## Data for this exercise
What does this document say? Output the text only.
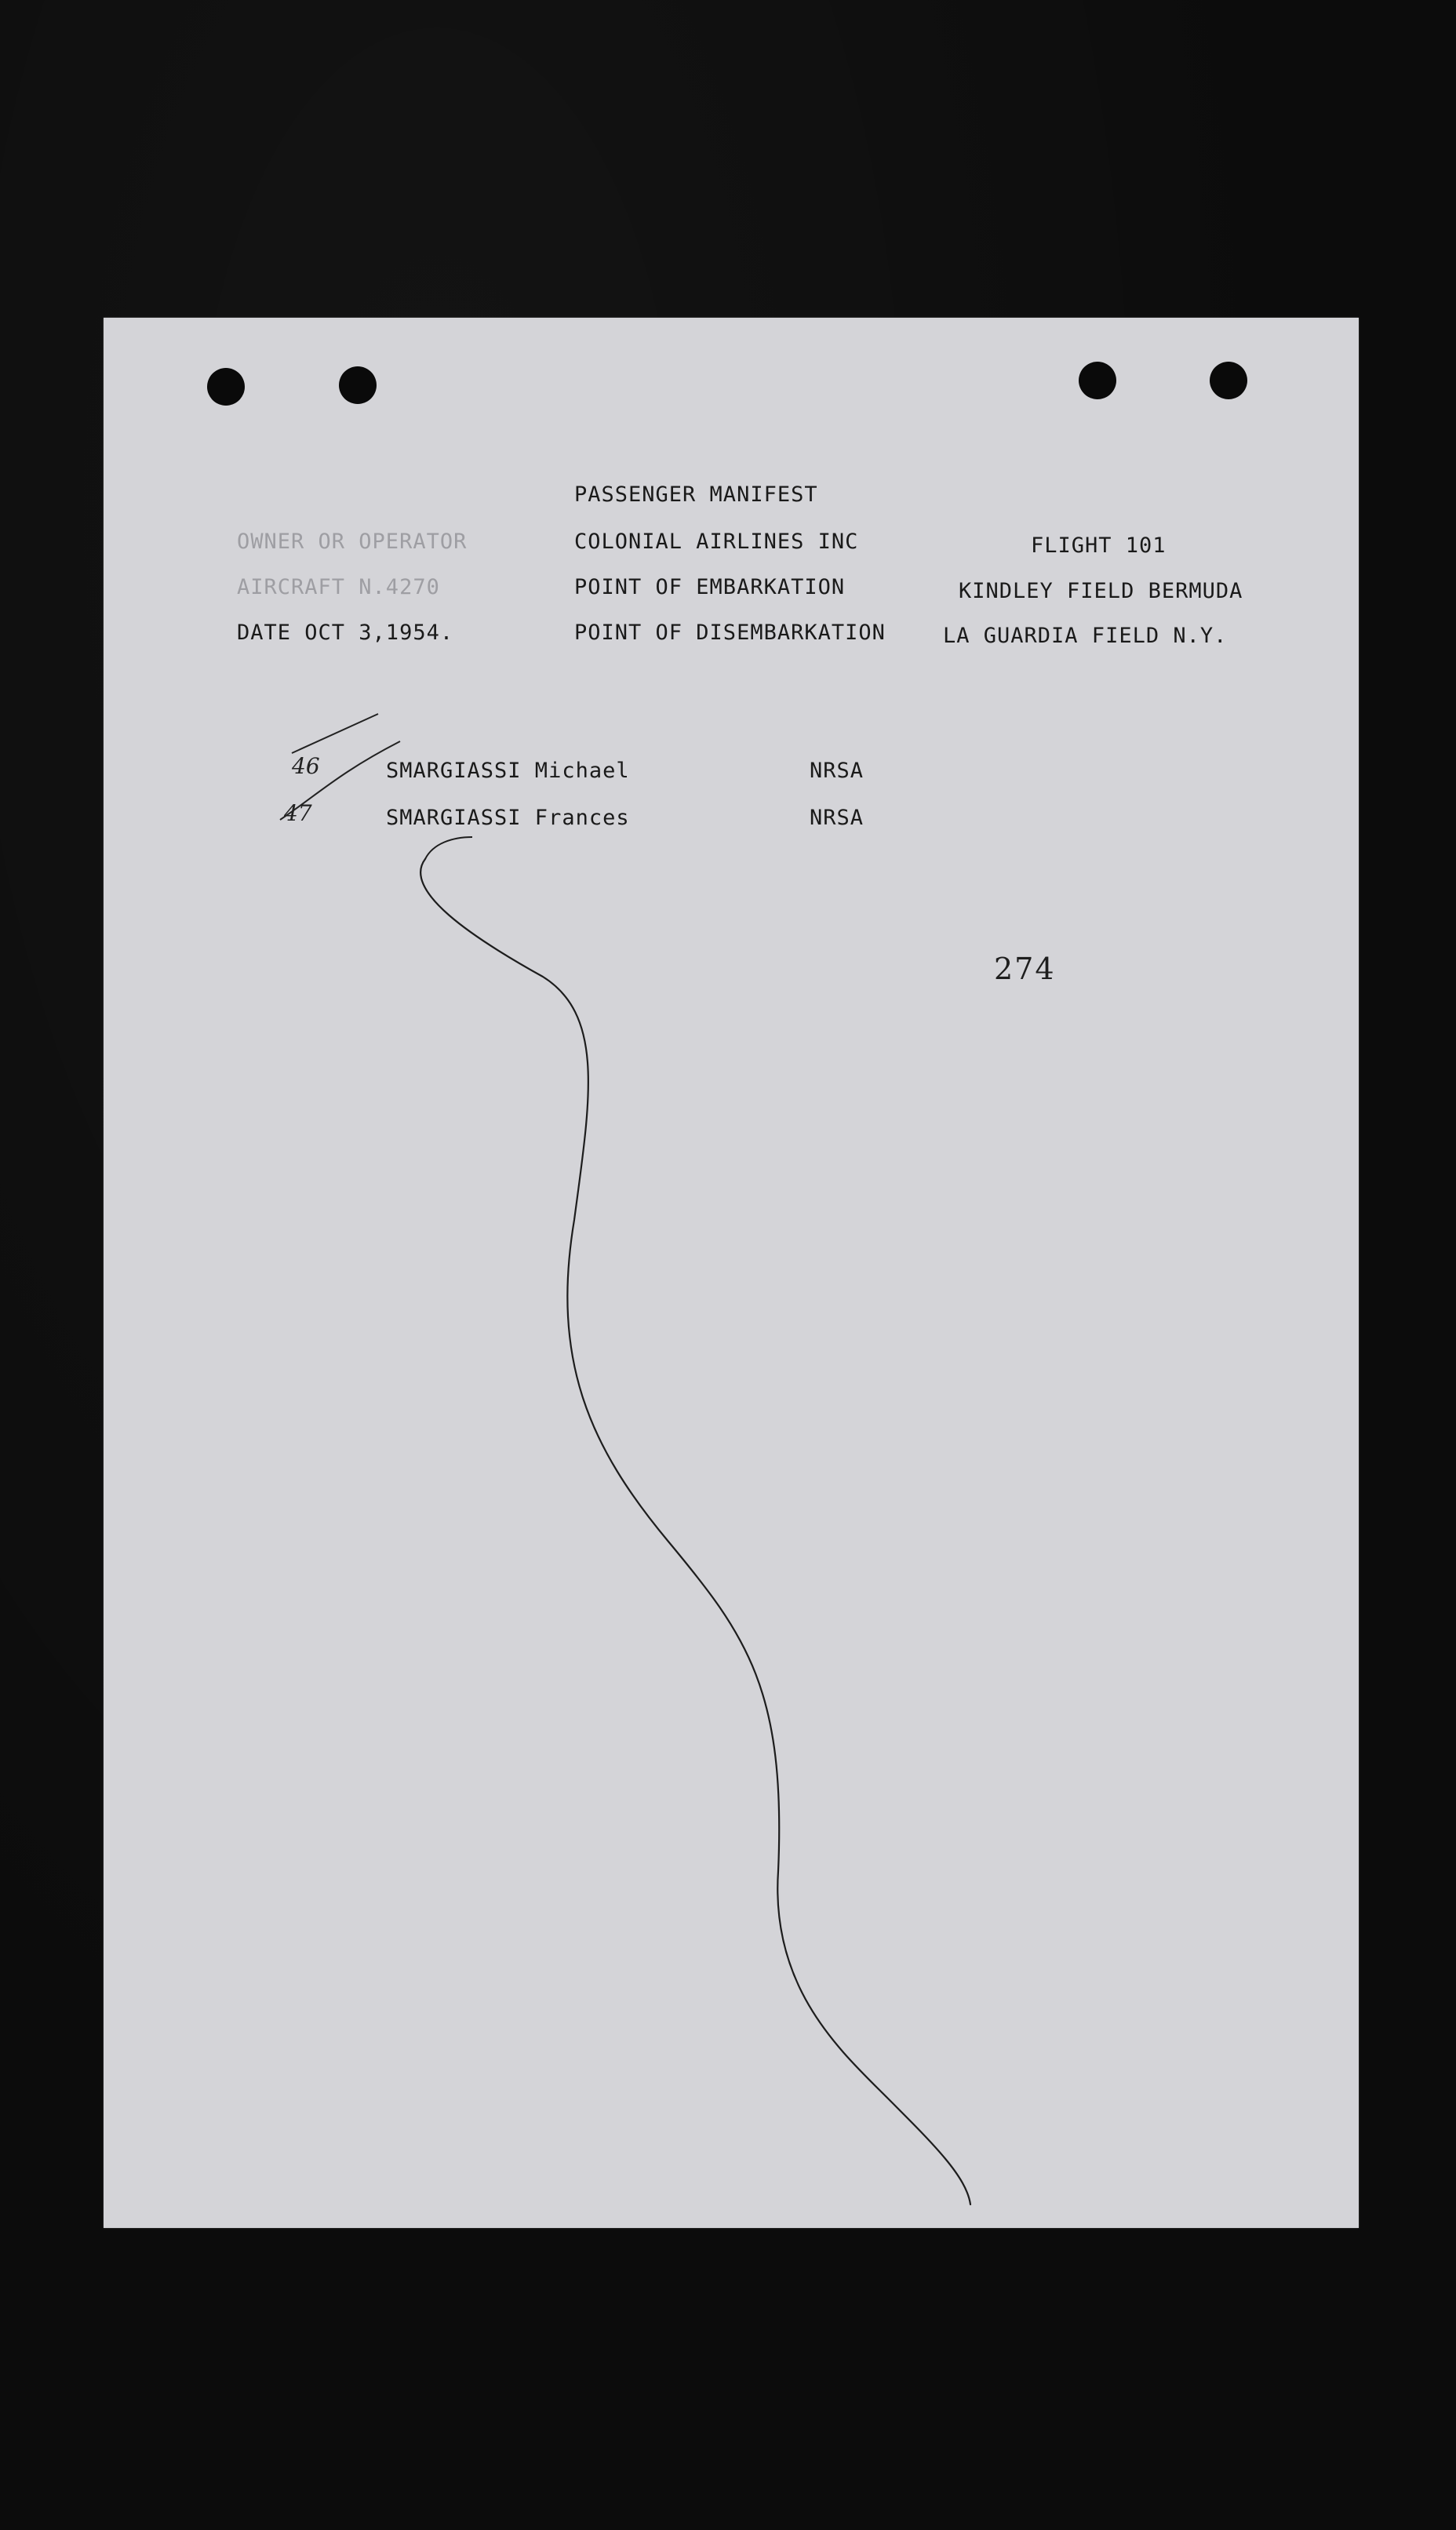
PASSENGER MANIFEST
OWNER OR OPERATOR	COLONIAL AIRLINES INC	FLIGHT 101
AIRCRAFT N.4270	POINT OF EMBARKATION	KINDLEY FIELD BERMUDA
DATE OCT 3,1954.	POINT OF DISEMBARKATION	LA GUARDIA FIELD N.Y.
46	SMARGIASSI Michael	NRSA
47	SMARGIASSI Frances	NRSA
274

## Exercise
Look through the listing and extract every line with "SMARGIASSI" in it.

## Result
46	SMARGIASSI Michael	NRSA
47	SMARGIASSI Frances	NRSA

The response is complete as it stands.